PROVIDED RECORDS:
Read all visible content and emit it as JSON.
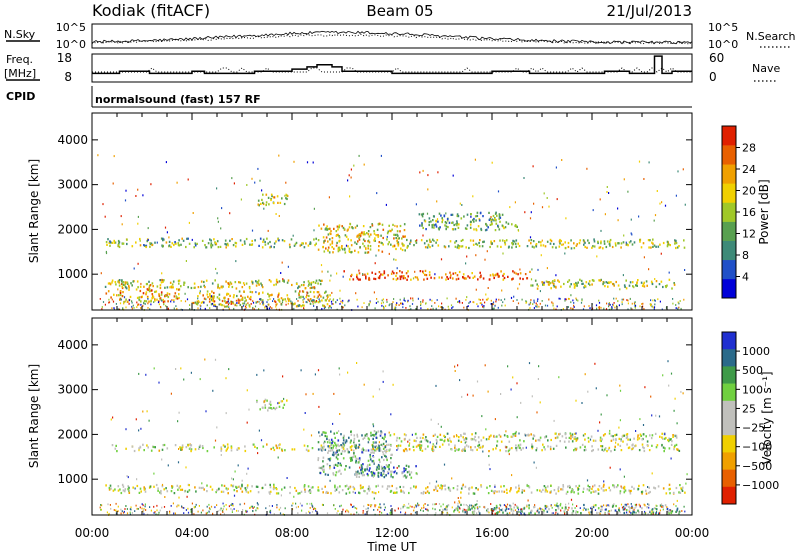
{
  "header": {
    "station": "Kodiak (fitACF)",
    "beam": "Beam 05",
    "date": "21/Jul/2013"
  },
  "chart_data": [
    {
      "type": "line",
      "panel": "noise",
      "left_label": "N.Sky",
      "right_label": "N.Search",
      "left_ticks": [
        "10^5",
        "10^0"
      ],
      "right_ticks": [
        "10^5",
        "10^0"
      ],
      "x_range_hours": [
        0,
        24
      ]
    },
    {
      "type": "line",
      "panel": "frequency",
      "left_label_line1": "Freq.",
      "left_label_line2": "[MHz]",
      "right_label": "Nave",
      "left_ticks": [
        18,
        8
      ],
      "right_ticks": [
        60,
        0
      ],
      "freq_steps": [
        {
          "t": 0,
          "v": 10
        },
        {
          "t": 1.1,
          "v": 11
        },
        {
          "t": 2.3,
          "v": 10
        },
        {
          "t": 4.0,
          "v": 11
        },
        {
          "t": 4.5,
          "v": 10
        },
        {
          "t": 6.5,
          "v": 11
        },
        {
          "t": 8.0,
          "v": 12
        },
        {
          "t": 8.6,
          "v": 13
        },
        {
          "t": 9.0,
          "v": 14
        },
        {
          "t": 9.6,
          "v": 13
        },
        {
          "t": 10.0,
          "v": 11
        },
        {
          "t": 12.0,
          "v": 10
        },
        {
          "t": 16.0,
          "v": 11
        },
        {
          "t": 17.5,
          "v": 10
        },
        {
          "t": 20.5,
          "v": 11
        },
        {
          "t": 21.5,
          "v": 10
        },
        {
          "t": 22.5,
          "v": 18
        },
        {
          "t": 22.8,
          "v": 10
        },
        {
          "t": 23.2,
          "v": 11
        },
        {
          "t": 24,
          "v": 11
        }
      ]
    },
    {
      "type": "heatmap",
      "panel": "power",
      "cpid_label": "CPID",
      "cpid_text": "normalsound (fast) 157 RF",
      "ylabel": "Slant Range [km]",
      "ylim": [
        200,
        4600
      ],
      "yticks": [
        1000,
        2000,
        3000,
        4000
      ],
      "colorbar_label": "Power [dB]",
      "colorbar_ticks": [
        4,
        8,
        12,
        16,
        20,
        24,
        28
      ],
      "colors": [
        "#0000d8",
        "#2050c8",
        "#3e8a78",
        "#58a050",
        "#a0c828",
        "#f0d000",
        "#f0a000",
        "#e86000",
        "#e02000"
      ],
      "bands": [
        {
          "t0": 0.5,
          "t1": 9.0,
          "r0": 1620,
          "r1": 1820,
          "level": 0.45
        },
        {
          "t0": 9.0,
          "t1": 12.5,
          "r0": 1500,
          "r1": 2150,
          "level": 0.6
        },
        {
          "t0": 12.5,
          "t1": 23.7,
          "r0": 1600,
          "r1": 1800,
          "level": 0.5
        },
        {
          "t0": 10.0,
          "t1": 17.5,
          "r0": 900,
          "r1": 1100,
          "level": 0.85
        },
        {
          "t0": 0.5,
          "t1": 9.5,
          "r0": 700,
          "r1": 900,
          "level": 0.55
        },
        {
          "t0": 17.5,
          "t1": 23.5,
          "r0": 700,
          "r1": 900,
          "level": 0.5
        },
        {
          "t0": 0.5,
          "t1": 3.5,
          "r0": 400,
          "r1": 700,
          "level": 0.7
        },
        {
          "t0": 4.0,
          "t1": 9.5,
          "r0": 300,
          "r1": 650,
          "level": 0.6
        },
        {
          "t0": 13.0,
          "t1": 17.0,
          "r0": 2000,
          "r1": 2400,
          "level": 0.35
        },
        {
          "t0": 6.5,
          "t1": 7.8,
          "r0": 2550,
          "r1": 2800,
          "level": 0.55
        }
      ]
    },
    {
      "type": "heatmap",
      "panel": "velocity",
      "ylabel": "Slant Range [km]",
      "ylim": [
        200,
        4600
      ],
      "yticks": [
        1000,
        2000,
        3000,
        4000
      ],
      "xlabel": "Time UT",
      "xticks": [
        "00:00",
        "04:00",
        "08:00",
        "12:00",
        "16:00",
        "20:00",
        "00:00"
      ],
      "colorbar_label": "Velocity [m s⁻¹]",
      "colorbar_ticks": [
        "1000",
        "500",
        "100",
        "25",
        "−25",
        "−100",
        "−500",
        "−1000"
      ],
      "colors": [
        "#2030d0",
        "#2a6a8a",
        "#3e9a48",
        "#70d040",
        "#c0c0bc",
        "#c0c0bc",
        "#f0d000",
        "#f0a000",
        "#e86000",
        "#e02000"
      ],
      "bands": [
        {
          "t0": 0.5,
          "t1": 23.7,
          "r0": 1650,
          "r1": 1800,
          "level": 0.5
        },
        {
          "t0": 0.5,
          "t1": 23.7,
          "r0": 700,
          "r1": 900,
          "level": 0.5
        },
        {
          "t0": 9.0,
          "t1": 12.0,
          "r0": 1100,
          "r1": 2100,
          "level": 0.3
        },
        {
          "t0": 10.5,
          "t1": 13.0,
          "r0": 1050,
          "r1": 1350,
          "level": 0.25
        },
        {
          "t0": 12.0,
          "t1": 23.5,
          "r0": 1850,
          "r1": 2050,
          "level": 0.5
        },
        {
          "t0": 14.0,
          "t1": 23.5,
          "r0": 250,
          "r1": 450,
          "level": 0.35
        },
        {
          "t0": 6.5,
          "t1": 7.8,
          "r0": 2550,
          "r1": 2800,
          "level": 0.55
        }
      ]
    }
  ]
}
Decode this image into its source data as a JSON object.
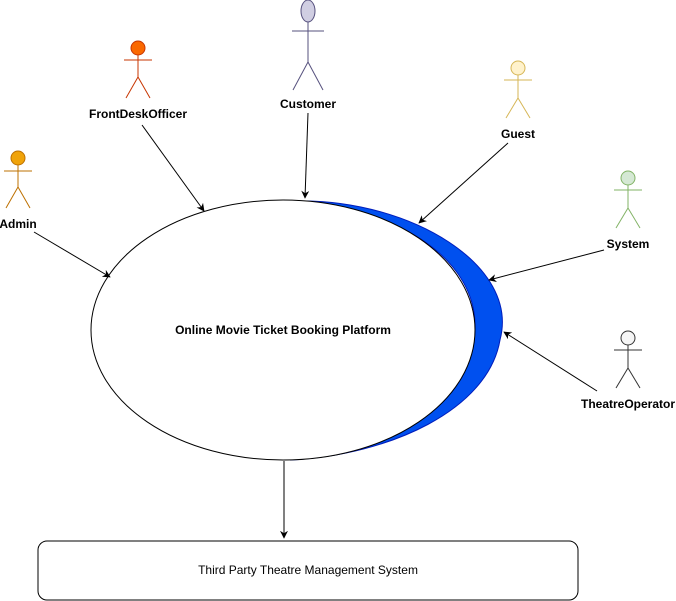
{
  "system": {
    "label": "Online Movie Ticket Booking Platform"
  },
  "external_system": {
    "label": "Third Party Theatre Management System"
  },
  "actors": {
    "customer": {
      "label": "Customer",
      "fill": "#d0cee2",
      "stroke": "#56517e"
    },
    "front_desk_officer": {
      "label": "FrontDeskOfficer",
      "fill": "#fa6800",
      "stroke": "#c73500"
    },
    "guest": {
      "label": "Guest",
      "fill": "#fff2cc",
      "stroke": "#d6b656"
    },
    "admin": {
      "label": "Admin",
      "fill": "#f0a30a",
      "stroke": "#bd7000"
    },
    "system": {
      "label": "System",
      "fill": "#d5e8d4",
      "stroke": "#82b366"
    },
    "theatre_operator": {
      "label": "TheatreOperator",
      "fill": "#f5f5f5",
      "stroke": "#333333"
    }
  },
  "colors": {
    "crescent": "#0050ef",
    "crescent_stroke": "#001dbc",
    "line": "#000000"
  }
}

TO DO:
All of the material above needs to be restated exactly, with no pictures.

SOLUTION:
Read all visible content and emit it as JSON.
{
  "header": {
    "station": "Kodiak (fitACF)",
    "beam": "Beam 05",
    "date": "21/Jul/2013"
  },
  "chart_data": [
    {
      "type": "line",
      "panel": "noise",
      "left_label": "N.Sky",
      "right_label": "N.Search",
      "left_ticks": [
        "10^5",
        "10^0"
      ],
      "right_ticks": [
        "10^5",
        "10^0"
      ],
      "x_range_hours": [
        0,
        24
      ]
    },
    {
      "type": "line",
      "panel": "frequency",
      "left_label_line1": "Freq.",
      "left_label_line2": "[MHz]",
      "right_label": "Nave",
      "left_ticks": [
        18,
        8
      ],
      "right_ticks": [
        60,
        0
      ],
      "freq_steps": [
        {
          "t": 0,
          "v": 10
        },
        {
          "t": 1.1,
          "v": 11
        },
        {
          "t": 2.3,
          "v": 10
        },
        {
          "t": 4.0,
          "v": 11
        },
        {
          "t": 4.5,
          "v": 10
        },
        {
          "t": 6.5,
          "v": 11
        },
        {
          "t": 8.0,
          "v": 12
        },
        {
          "t": 8.6,
          "v": 13
        },
        {
          "t": 9.0,
          "v": 14
        },
        {
          "t": 9.6,
          "v": 13
        },
        {
          "t": 10.0,
          "v": 11
        },
        {
          "t": 12.0,
          "v": 10
        },
        {
          "t": 16.0,
          "v": 11
        },
        {
          "t": 17.5,
          "v": 10
        },
        {
          "t": 20.5,
          "v": 11
        },
        {
          "t": 21.5,
          "v": 10
        },
        {
          "t": 22.5,
          "v": 18
        },
        {
          "t": 22.8,
          "v": 10
        },
        {
          "t": 23.2,
          "v": 11
        },
        {
          "t": 24,
          "v": 11
        }
      ]
    },
    {
      "type": "heatmap",
      "panel": "power",
      "cpid_label": "CPID",
      "cpid_text": "normalsound (fast) 157 RF",
      "ylabel": "Slant Range [km]",
      "ylim": [
        200,
        4600
      ],
      "yticks": [
        1000,
        2000,
        3000,
        4000
      ],
      "colorbar_label": "Power [dB]",
      "colorbar_ticks": [
        4,
        8,
        12,
        16,
        20,
        24,
        28
      ],
      "colors": [
        "#0000d8",
        "#2050c8",
        "#3e8a78",
        "#58a050",
        "#a0c828",
        "#f0d000",
        "#f0a000",
        "#e86000",
        "#e02000"
      ],
      "bands": [
        {
          "t0": 0.5,
          "t1": 9.0,
          "r0": 1620,
          "r1": 1820,
          "level": 0.45
        },
        {
          "t0": 9.0,
          "t1": 12.5,
          "r0": 1500,
          "r1": 2150,
          "level": 0.6
        },
        {
          "t0": 12.5,
          "t1": 23.7,
          "r0": 1600,
          "r1": 1800,
          "level": 0.5
        },
        {
          "t0": 10.0,
          "t1": 17.5,
          "r0": 900,
          "r1": 1100,
          "level": 0.85
        },
        {
          "t0": 0.5,
          "t1": 9.5,
          "r0": 700,
          "r1": 900,
          "level": 0.55
        },
        {
          "t0": 17.5,
          "t1": 23.5,
          "r0": 700,
          "r1": 900,
          "level": 0.5
        },
        {
          "t0": 0.5,
          "t1": 3.5,
          "r0": 400,
          "r1": 700,
          "level": 0.7
        },
        {
          "t0": 4.0,
          "t1": 9.5,
          "r0": 300,
          "r1": 650,
          "level": 0.6
        },
        {
          "t0": 13.0,
          "t1": 17.0,
          "r0": 2000,
          "r1": 2400,
          "level": 0.35
        },
        {
          "t0": 6.5,
          "t1": 7.8,
          "r0": 2550,
          "r1": 2800,
          "level": 0.55
        }
      ]
    },
    {
      "type": "heatmap",
      "panel": "velocity",
      "ylabel": "Slant Range [km]",
      "ylim": [
        200,
        4600
      ],
      "yticks": [
        1000,
        2000,
        3000,
        4000
      ],
      "xlabel": "Time UT",
      "xticks": [
        "00:00",
        "04:00",
        "08:00",
        "12:00",
        "16:00",
        "20:00",
        "00:00"
      ],
      "colorbar_label": "Velocity [m s⁻¹]",
      "colorbar_ticks": [
        "1000",
        "500",
        "100",
        "25",
        "−25",
        "−100",
        "−500",
        "−1000"
      ],
      "colors": [
        "#2030d0",
        "#2a6a8a",
        "#3e9a48",
        "#70d040",
        "#c0c0bc",
        "#c0c0bc",
        "#f0d000",
        "#f0a000",
        "#e86000",
        "#e02000"
      ],
      "bands": [
        {
          "t0": 0.5,
          "t1": 23.7,
          "r0": 1650,
          "r1": 1800,
          "level": 0.5
        },
        {
          "t0": 0.5,
          "t1": 23.7,
          "r0": 700,
          "r1": 900,
          "level": 0.5
        },
        {
          "t0": 9.0,
          "t1": 12.0,
          "r0": 1100,
          "r1": 2100,
          "level": 0.3
        },
        {
          "t0": 10.5,
          "t1": 13.0,
          "r0": 1050,
          "r1": 1350,
          "level": 0.25
        },
        {
          "t0": 12.0,
          "t1": 23.5,
          "r0": 1850,
          "r1": 2050,
          "level": 0.5
        },
        {
          "t0": 14.0,
          "t1": 23.5,
          "r0": 250,
          "r1": 450,
          "level": 0.35
        },
        {
          "t0": 6.5,
          "t1": 7.8,
          "r0": 2550,
          "r1": 2800,
          "level": 0.55
        }
      ]
    }
  ]
}
Decode this image into its source data as a JSON object.
{
  "system": {
    "label": "Online Movie Ticket Booking Platform"
  },
  "external_system": {
    "label": "Third Party Theatre Management System"
  },
  "actors": {
    "customer": {
      "label": "Customer",
      "fill": "#d0cee2",
      "stroke": "#56517e"
    },
    "front_desk_officer": {
      "label": "FrontDeskOfficer",
      "fill": "#fa6800",
      "stroke": "#c73500"
    },
    "guest": {
      "label": "Guest",
      "fill": "#fff2cc",
      "stroke": "#d6b656"
    },
    "admin": {
      "label": "Admin",
      "fill": "#f0a30a",
      "stroke": "#bd7000"
    },
    "system": {
      "label": "System",
      "fill": "#d5e8d4",
      "stroke": "#82b366"
    },
    "theatre_operator": {
      "label": "TheatreOperator",
      "fill": "#f5f5f5",
      "stroke": "#333333"
    }
  },
  "colors": {
    "crescent": "#0050ef",
    "crescent_stroke": "#001dbc",
    "line": "#000000"
  }
}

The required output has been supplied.